(Dataset entries)
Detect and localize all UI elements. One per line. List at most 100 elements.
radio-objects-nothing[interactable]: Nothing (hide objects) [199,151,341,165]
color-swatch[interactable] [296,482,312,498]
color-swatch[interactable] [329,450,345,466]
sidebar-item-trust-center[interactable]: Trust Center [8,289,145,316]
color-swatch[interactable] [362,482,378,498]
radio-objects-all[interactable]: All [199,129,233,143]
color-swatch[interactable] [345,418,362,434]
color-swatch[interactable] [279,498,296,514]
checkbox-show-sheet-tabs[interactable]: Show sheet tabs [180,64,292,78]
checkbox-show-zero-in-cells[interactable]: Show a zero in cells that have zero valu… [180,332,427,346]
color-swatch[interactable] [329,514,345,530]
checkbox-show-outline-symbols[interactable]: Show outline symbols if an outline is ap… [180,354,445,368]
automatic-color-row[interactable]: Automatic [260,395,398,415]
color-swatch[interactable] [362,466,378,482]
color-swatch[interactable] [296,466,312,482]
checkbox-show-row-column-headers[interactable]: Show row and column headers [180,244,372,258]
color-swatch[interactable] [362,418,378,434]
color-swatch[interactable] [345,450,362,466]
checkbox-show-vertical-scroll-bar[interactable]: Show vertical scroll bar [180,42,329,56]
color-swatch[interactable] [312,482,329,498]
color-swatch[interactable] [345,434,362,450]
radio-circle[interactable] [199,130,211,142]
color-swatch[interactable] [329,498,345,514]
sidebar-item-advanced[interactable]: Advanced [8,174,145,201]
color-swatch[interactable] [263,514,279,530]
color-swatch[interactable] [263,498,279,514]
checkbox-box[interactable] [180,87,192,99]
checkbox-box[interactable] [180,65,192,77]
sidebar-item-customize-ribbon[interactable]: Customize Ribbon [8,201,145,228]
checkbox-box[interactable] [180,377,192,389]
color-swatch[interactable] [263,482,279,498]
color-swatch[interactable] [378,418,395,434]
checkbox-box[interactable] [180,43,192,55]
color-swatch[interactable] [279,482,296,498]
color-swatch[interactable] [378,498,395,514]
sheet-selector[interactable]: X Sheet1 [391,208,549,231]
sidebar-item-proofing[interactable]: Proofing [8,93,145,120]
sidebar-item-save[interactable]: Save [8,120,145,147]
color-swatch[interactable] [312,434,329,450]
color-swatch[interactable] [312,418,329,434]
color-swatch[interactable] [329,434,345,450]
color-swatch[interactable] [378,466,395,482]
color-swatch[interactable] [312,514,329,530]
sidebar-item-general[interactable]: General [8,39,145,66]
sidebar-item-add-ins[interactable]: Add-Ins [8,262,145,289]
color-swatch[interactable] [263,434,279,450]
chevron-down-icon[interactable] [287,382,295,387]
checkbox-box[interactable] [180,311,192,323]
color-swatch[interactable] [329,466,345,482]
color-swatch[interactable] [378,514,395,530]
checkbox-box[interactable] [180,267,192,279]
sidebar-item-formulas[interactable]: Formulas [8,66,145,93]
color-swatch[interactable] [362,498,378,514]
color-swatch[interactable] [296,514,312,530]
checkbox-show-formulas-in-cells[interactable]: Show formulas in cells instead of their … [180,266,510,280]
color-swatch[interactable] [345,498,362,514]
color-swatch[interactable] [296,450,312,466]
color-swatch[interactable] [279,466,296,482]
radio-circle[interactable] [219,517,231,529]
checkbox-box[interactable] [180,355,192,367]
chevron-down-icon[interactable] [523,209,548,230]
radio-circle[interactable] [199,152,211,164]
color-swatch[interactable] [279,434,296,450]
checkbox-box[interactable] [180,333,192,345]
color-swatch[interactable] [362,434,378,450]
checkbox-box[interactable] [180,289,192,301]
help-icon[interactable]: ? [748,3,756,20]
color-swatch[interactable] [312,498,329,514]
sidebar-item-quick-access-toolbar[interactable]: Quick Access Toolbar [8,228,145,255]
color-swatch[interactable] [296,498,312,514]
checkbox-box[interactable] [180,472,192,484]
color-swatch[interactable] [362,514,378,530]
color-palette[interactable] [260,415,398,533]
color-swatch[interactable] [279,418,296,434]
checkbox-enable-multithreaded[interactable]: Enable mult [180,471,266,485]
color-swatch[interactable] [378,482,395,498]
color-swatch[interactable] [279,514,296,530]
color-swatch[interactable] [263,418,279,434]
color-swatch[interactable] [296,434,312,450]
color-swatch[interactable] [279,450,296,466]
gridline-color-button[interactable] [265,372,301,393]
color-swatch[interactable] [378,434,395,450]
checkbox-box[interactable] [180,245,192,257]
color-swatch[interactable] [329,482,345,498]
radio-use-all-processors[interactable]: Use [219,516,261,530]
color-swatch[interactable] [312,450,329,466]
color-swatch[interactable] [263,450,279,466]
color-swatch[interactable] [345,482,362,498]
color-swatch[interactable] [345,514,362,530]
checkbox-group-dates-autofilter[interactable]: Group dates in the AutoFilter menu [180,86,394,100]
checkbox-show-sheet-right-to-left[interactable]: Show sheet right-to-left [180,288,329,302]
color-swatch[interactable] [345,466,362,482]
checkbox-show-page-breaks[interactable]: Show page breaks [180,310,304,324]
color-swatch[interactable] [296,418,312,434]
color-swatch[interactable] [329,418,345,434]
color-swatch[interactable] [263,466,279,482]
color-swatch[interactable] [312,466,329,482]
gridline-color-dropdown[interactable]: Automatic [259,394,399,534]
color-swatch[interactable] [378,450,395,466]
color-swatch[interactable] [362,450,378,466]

---

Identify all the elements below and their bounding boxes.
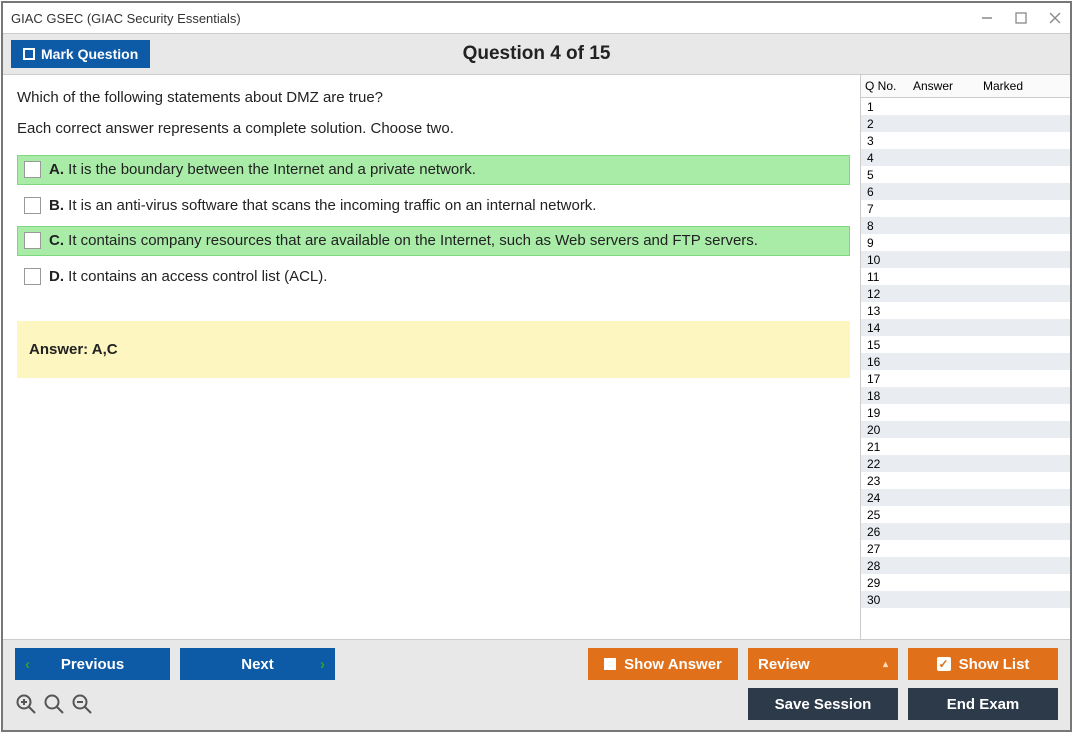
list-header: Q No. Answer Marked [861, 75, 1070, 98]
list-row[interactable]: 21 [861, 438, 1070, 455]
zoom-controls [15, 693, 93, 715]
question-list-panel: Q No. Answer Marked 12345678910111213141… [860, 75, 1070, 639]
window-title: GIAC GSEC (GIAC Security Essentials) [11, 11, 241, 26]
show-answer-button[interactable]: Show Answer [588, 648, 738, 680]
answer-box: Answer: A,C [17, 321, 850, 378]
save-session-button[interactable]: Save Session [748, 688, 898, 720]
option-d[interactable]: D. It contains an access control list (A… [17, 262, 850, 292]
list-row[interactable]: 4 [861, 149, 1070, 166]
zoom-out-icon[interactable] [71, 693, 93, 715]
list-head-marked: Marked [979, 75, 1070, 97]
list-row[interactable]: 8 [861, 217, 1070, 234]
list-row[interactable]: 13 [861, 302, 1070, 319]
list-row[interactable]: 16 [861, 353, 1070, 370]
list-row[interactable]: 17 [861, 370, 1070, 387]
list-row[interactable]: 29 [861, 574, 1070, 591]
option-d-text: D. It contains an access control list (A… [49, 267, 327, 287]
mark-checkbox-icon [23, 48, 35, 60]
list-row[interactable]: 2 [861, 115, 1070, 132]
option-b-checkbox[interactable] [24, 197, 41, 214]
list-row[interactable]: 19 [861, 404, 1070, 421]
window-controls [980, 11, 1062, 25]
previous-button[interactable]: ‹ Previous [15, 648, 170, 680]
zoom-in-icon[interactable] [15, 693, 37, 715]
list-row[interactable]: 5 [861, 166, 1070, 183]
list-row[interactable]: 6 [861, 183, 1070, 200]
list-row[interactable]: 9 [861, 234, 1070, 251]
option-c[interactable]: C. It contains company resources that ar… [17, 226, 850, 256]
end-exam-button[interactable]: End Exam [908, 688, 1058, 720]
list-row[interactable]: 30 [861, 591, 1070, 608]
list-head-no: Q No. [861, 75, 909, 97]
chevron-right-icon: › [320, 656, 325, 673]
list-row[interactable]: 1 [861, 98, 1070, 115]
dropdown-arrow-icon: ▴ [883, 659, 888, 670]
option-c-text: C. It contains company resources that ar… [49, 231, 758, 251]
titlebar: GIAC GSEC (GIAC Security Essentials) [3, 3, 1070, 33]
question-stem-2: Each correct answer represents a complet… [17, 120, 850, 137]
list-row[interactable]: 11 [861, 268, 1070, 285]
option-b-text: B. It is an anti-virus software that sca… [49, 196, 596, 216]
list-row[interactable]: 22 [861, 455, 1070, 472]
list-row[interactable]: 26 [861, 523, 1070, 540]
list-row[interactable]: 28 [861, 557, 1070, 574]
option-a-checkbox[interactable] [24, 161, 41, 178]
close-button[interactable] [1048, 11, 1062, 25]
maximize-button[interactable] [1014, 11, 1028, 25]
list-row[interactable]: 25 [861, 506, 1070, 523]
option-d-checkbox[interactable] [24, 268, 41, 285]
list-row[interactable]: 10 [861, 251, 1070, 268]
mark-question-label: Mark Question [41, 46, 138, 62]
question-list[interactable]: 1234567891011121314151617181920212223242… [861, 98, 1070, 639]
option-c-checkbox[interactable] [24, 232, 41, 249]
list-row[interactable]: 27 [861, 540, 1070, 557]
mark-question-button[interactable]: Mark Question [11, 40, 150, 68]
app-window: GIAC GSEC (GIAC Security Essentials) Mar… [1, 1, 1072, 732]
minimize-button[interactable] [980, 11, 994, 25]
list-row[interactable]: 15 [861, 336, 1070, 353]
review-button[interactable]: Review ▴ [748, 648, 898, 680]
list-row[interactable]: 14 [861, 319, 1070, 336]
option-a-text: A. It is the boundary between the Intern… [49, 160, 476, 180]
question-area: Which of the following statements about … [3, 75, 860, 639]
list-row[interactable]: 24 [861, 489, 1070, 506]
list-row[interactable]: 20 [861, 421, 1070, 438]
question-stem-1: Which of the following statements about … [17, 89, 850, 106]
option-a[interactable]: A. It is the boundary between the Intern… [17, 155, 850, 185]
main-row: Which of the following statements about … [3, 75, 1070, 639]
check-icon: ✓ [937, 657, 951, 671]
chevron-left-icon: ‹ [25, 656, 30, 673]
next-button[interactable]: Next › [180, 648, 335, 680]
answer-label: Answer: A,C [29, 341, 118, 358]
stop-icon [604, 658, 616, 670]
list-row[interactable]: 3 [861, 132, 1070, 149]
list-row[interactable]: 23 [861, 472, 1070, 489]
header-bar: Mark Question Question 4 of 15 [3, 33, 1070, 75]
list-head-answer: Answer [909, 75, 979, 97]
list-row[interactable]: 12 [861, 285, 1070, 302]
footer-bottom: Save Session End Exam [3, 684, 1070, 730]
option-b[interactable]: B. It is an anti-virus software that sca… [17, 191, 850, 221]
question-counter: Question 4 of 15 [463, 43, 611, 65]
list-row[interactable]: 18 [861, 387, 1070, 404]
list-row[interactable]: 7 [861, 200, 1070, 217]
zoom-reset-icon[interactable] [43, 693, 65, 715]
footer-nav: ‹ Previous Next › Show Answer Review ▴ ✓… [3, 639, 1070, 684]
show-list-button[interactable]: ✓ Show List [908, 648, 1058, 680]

Task requirements → Report all lines of the data that include the word "Review".

Result for this exercise →
review-button[interactable]: Review ▴ [748, 648, 898, 680]
footer-nav: ‹ Previous Next › Show Answer Review ▴ ✓… [3, 639, 1070, 684]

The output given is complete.